EXCERPTED DATA =>
+---+

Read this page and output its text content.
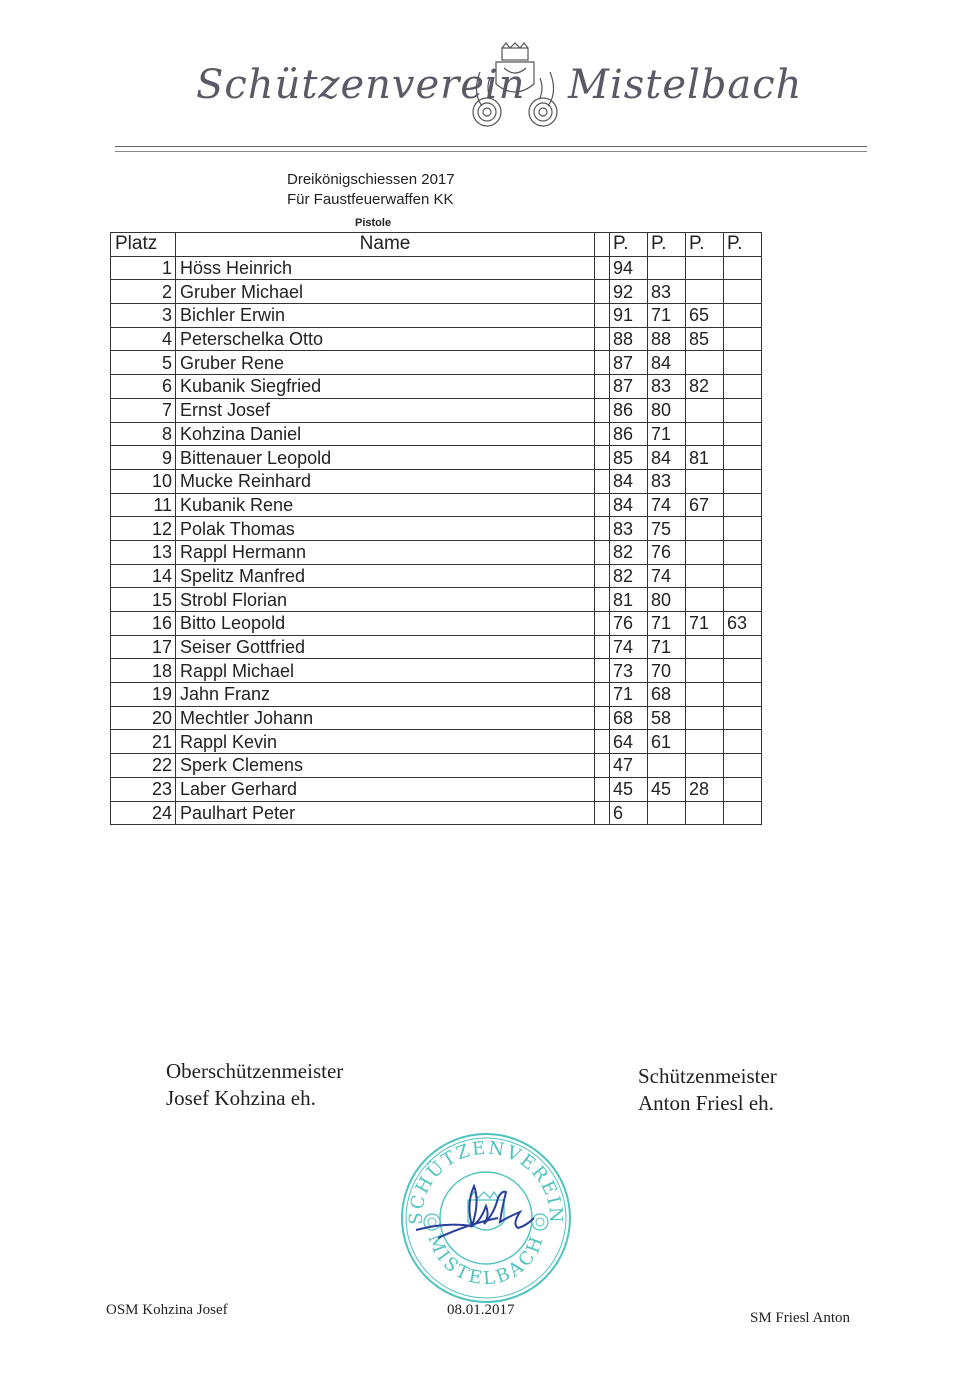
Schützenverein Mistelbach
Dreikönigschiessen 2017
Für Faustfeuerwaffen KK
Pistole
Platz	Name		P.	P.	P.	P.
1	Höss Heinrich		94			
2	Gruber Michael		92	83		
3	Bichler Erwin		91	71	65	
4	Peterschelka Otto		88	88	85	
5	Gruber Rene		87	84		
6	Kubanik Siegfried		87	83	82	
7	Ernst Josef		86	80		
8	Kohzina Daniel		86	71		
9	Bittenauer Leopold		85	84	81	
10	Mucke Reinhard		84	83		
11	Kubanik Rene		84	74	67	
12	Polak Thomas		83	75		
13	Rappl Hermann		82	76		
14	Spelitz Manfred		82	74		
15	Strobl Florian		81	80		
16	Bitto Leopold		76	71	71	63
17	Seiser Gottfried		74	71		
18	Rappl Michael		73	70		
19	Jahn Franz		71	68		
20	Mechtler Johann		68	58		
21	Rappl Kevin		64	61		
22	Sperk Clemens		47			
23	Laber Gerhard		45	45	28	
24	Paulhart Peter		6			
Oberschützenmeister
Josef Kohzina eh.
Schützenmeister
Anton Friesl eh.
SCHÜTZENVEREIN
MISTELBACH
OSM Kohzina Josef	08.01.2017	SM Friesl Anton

+---+

WHAT IS EXPECTED => Identify every line holding the word "Josef" and copy it out.

COMPLETED TASK =>
7	Ernst Josef		86	80		
Josef Kohzina eh.
OSM Kohzina Josef	08.01.2017	SM Friesl Anton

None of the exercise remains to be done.